:: Work to do ::
Of all the lines in the records, how many hold the word "Salah"? Answer with the number only.

begin Input records

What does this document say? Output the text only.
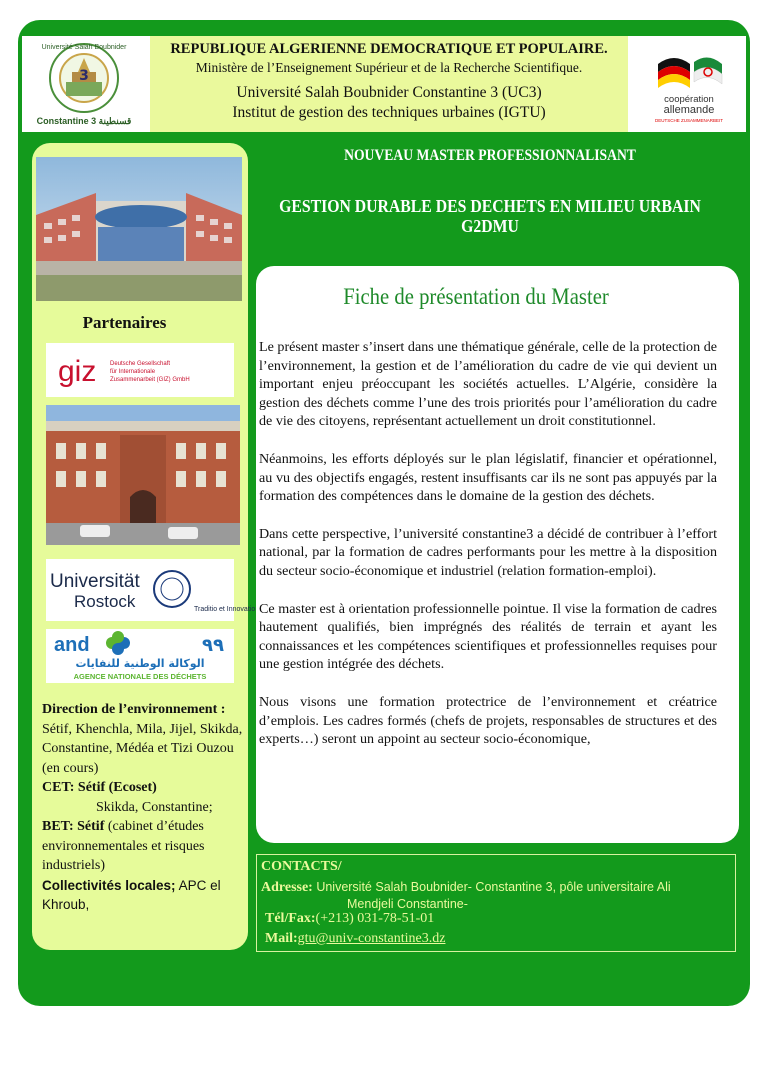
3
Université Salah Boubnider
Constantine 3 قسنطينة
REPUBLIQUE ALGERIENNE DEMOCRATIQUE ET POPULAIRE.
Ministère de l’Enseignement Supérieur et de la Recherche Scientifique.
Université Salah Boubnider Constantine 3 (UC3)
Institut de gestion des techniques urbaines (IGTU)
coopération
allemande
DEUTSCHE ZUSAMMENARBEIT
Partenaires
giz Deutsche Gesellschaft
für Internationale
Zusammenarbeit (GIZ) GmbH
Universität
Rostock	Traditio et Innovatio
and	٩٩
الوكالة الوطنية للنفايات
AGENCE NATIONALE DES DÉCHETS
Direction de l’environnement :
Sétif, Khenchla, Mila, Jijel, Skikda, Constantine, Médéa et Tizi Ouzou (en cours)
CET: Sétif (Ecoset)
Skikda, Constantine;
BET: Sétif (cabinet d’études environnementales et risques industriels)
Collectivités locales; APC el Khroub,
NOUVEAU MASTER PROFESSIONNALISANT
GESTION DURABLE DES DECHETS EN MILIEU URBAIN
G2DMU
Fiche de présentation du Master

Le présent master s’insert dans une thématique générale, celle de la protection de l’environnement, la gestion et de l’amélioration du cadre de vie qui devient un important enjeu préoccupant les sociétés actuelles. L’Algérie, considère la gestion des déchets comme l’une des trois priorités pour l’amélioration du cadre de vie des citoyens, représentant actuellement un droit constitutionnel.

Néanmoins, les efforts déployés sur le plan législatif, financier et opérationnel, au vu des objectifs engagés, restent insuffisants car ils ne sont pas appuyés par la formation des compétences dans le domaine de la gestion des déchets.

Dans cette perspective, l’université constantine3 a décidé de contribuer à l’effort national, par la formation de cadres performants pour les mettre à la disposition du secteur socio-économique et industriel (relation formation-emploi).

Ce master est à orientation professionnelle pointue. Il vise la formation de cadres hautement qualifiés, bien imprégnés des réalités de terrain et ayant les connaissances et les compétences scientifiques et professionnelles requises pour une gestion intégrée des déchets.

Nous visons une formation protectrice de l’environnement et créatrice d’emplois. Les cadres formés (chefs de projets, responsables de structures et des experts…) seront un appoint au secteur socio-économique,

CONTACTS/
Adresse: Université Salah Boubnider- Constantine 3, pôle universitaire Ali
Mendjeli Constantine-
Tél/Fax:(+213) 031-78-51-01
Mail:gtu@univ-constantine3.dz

end Input records

:: Problem solution ::
3